**Exercise prompt:** An exact copy of the records is required, minus the pictures they hold.

**The input:**
— begin —

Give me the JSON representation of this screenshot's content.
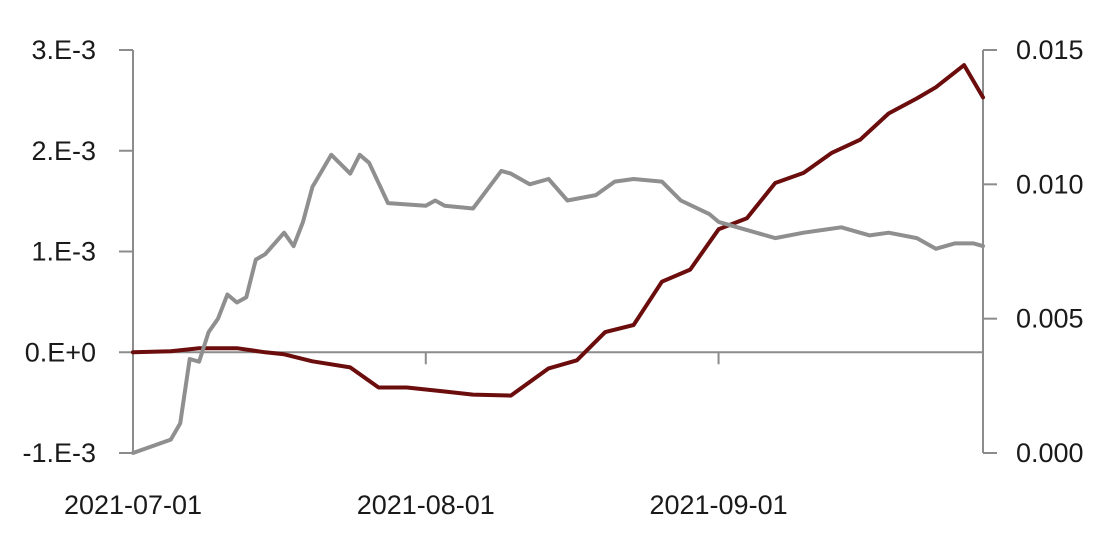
{
  "chart_data": {
    "type": "line",
    "title": "",
    "xlabel": "",
    "ylabel": "",
    "x_ticks": [
      "2021-07-01",
      "2021-08-01",
      "2021-09-01"
    ],
    "y_left": {
      "range": [
        -0.001,
        0.003
      ],
      "ticks": [
        "-1.E-3",
        "0.E+0",
        "1.E-3",
        "2.E-3",
        "3.E-3"
      ],
      "tick_values": [
        -0.001,
        0,
        0.001,
        0.002,
        0.003
      ]
    },
    "y_right": {
      "range": [
        0.0,
        0.015
      ],
      "ticks": [
        "0.000",
        "0.005",
        "0.010",
        "0.015"
      ],
      "tick_values": [
        0,
        0.005,
        0.01,
        0.015
      ]
    },
    "grid": false,
    "legend": "none",
    "series": [
      {
        "axis": "left",
        "color": "#6b0d0d",
        "x": [
          "2021-07-01",
          "2021-07-05",
          "2021-07-08",
          "2021-07-12",
          "2021-07-15",
          "2021-07-17",
          "2021-07-20",
          "2021-07-24",
          "2021-07-27",
          "2021-07-30",
          "2021-08-03",
          "2021-08-06",
          "2021-08-10",
          "2021-08-14",
          "2021-08-17",
          "2021-08-20",
          "2021-08-23",
          "2021-08-26",
          "2021-08-29",
          "2021-09-01",
          "2021-09-04",
          "2021-09-07",
          "2021-09-10",
          "2021-09-13",
          "2021-09-16",
          "2021-09-19",
          "2021-09-22",
          "2021-09-24",
          "2021-09-27",
          "2021-09-29"
        ],
        "values": [
          0.0,
          1e-05,
          4e-05,
          4e-05,
          0.0,
          -2e-05,
          -9e-05,
          -0.00015,
          -0.00035,
          -0.00035,
          -0.00039,
          -0.00042,
          -0.00043,
          -0.00016,
          -8e-05,
          0.0002,
          0.00027,
          0.0007,
          0.00082,
          0.00122,
          0.00133,
          0.00168,
          0.00178,
          0.00198,
          0.00211,
          0.00237,
          0.00252,
          0.00263,
          0.00285,
          0.00253
        ]
      },
      {
        "axis": "right",
        "color": "#8f8f8f",
        "x": [
          "2021-07-01",
          "2021-07-05",
          "2021-07-06",
          "2021-07-07",
          "2021-07-08",
          "2021-07-09",
          "2021-07-10",
          "2021-07-11",
          "2021-07-12",
          "2021-07-13",
          "2021-07-14",
          "2021-07-15",
          "2021-07-17",
          "2021-07-18",
          "2021-07-19",
          "2021-07-20",
          "2021-07-22",
          "2021-07-24",
          "2021-07-25",
          "2021-07-26",
          "2021-07-28",
          "2021-08-01",
          "2021-08-02",
          "2021-08-03",
          "2021-08-06",
          "2021-08-09",
          "2021-08-10",
          "2021-08-12",
          "2021-08-14",
          "2021-08-16",
          "2021-08-19",
          "2021-08-21",
          "2021-08-23",
          "2021-08-26",
          "2021-08-28",
          "2021-08-31",
          "2021-09-01",
          "2021-09-03",
          "2021-09-05",
          "2021-09-07",
          "2021-09-10",
          "2021-09-12",
          "2021-09-14",
          "2021-09-17",
          "2021-09-19",
          "2021-09-22",
          "2021-09-24",
          "2021-09-26",
          "2021-09-28",
          "2021-09-29"
        ],
        "values": [
          0.0,
          0.0005,
          0.0011,
          0.0035,
          0.0034,
          0.0045,
          0.005,
          0.0059,
          0.0056,
          0.0058,
          0.0072,
          0.0074,
          0.0082,
          0.0077,
          0.0086,
          0.0099,
          0.0111,
          0.0104,
          0.0111,
          0.0108,
          0.0093,
          0.0092,
          0.0094,
          0.0092,
          0.0091,
          0.0105,
          0.0104,
          0.01,
          0.0102,
          0.0094,
          0.0096,
          0.0101,
          0.0102,
          0.0101,
          0.0094,
          0.0089,
          0.0086,
          0.0084,
          0.0082,
          0.008,
          0.0082,
          0.0083,
          0.0084,
          0.0081,
          0.0082,
          0.008,
          0.0076,
          0.0078,
          0.0078,
          0.0077
        ]
      }
    ]
  }
}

— end —

**Right answer:**
Give me the JSON representation of this screenshot's content.
{
  "chart_data": {
    "type": "line",
    "title": "",
    "xlabel": "",
    "ylabel": "",
    "x_ticks": [
      "2021-07-01",
      "2021-08-01",
      "2021-09-01"
    ],
    "y_left": {
      "range": [
        -0.001,
        0.003
      ],
      "ticks": [
        "-1.E-3",
        "0.E+0",
        "1.E-3",
        "2.E-3",
        "3.E-3"
      ],
      "tick_values": [
        -0.001,
        0,
        0.001,
        0.002,
        0.003
      ]
    },
    "y_right": {
      "range": [
        0.0,
        0.015
      ],
      "ticks": [
        "0.000",
        "0.005",
        "0.010",
        "0.015"
      ],
      "tick_values": [
        0,
        0.005,
        0.01,
        0.015
      ]
    },
    "grid": false,
    "legend": "none",
    "series": [
      {
        "axis": "left",
        "color": "#6b0d0d",
        "x": [
          "2021-07-01",
          "2021-07-05",
          "2021-07-08",
          "2021-07-12",
          "2021-07-15",
          "2021-07-17",
          "2021-07-20",
          "2021-07-24",
          "2021-07-27",
          "2021-07-30",
          "2021-08-03",
          "2021-08-06",
          "2021-08-10",
          "2021-08-14",
          "2021-08-17",
          "2021-08-20",
          "2021-08-23",
          "2021-08-26",
          "2021-08-29",
          "2021-09-01",
          "2021-09-04",
          "2021-09-07",
          "2021-09-10",
          "2021-09-13",
          "2021-09-16",
          "2021-09-19",
          "2021-09-22",
          "2021-09-24",
          "2021-09-27",
          "2021-09-29"
        ],
        "values": [
          0.0,
          1e-05,
          4e-05,
          4e-05,
          0.0,
          -2e-05,
          -9e-05,
          -0.00015,
          -0.00035,
          -0.00035,
          -0.00039,
          -0.00042,
          -0.00043,
          -0.00016,
          -8e-05,
          0.0002,
          0.00027,
          0.0007,
          0.00082,
          0.00122,
          0.00133,
          0.00168,
          0.00178,
          0.00198,
          0.00211,
          0.00237,
          0.00252,
          0.00263,
          0.00285,
          0.00253
        ]
      },
      {
        "axis": "right",
        "color": "#8f8f8f",
        "x": [
          "2021-07-01",
          "2021-07-05",
          "2021-07-06",
          "2021-07-07",
          "2021-07-08",
          "2021-07-09",
          "2021-07-10",
          "2021-07-11",
          "2021-07-12",
          "2021-07-13",
          "2021-07-14",
          "2021-07-15",
          "2021-07-17",
          "2021-07-18",
          "2021-07-19",
          "2021-07-20",
          "2021-07-22",
          "2021-07-24",
          "2021-07-25",
          "2021-07-26",
          "2021-07-28",
          "2021-08-01",
          "2021-08-02",
          "2021-08-03",
          "2021-08-06",
          "2021-08-09",
          "2021-08-10",
          "2021-08-12",
          "2021-08-14",
          "2021-08-16",
          "2021-08-19",
          "2021-08-21",
          "2021-08-23",
          "2021-08-26",
          "2021-08-28",
          "2021-08-31",
          "2021-09-01",
          "2021-09-03",
          "2021-09-05",
          "2021-09-07",
          "2021-09-10",
          "2021-09-12",
          "2021-09-14",
          "2021-09-17",
          "2021-09-19",
          "2021-09-22",
          "2021-09-24",
          "2021-09-26",
          "2021-09-28",
          "2021-09-29"
        ],
        "values": [
          0.0,
          0.0005,
          0.0011,
          0.0035,
          0.0034,
          0.0045,
          0.005,
          0.0059,
          0.0056,
          0.0058,
          0.0072,
          0.0074,
          0.0082,
          0.0077,
          0.0086,
          0.0099,
          0.0111,
          0.0104,
          0.0111,
          0.0108,
          0.0093,
          0.0092,
          0.0094,
          0.0092,
          0.0091,
          0.0105,
          0.0104,
          0.01,
          0.0102,
          0.0094,
          0.0096,
          0.0101,
          0.0102,
          0.0101,
          0.0094,
          0.0089,
          0.0086,
          0.0084,
          0.0082,
          0.008,
          0.0082,
          0.0083,
          0.0084,
          0.0081,
          0.0082,
          0.008,
          0.0076,
          0.0078,
          0.0078,
          0.0077
        ]
      }
    ]
  }
}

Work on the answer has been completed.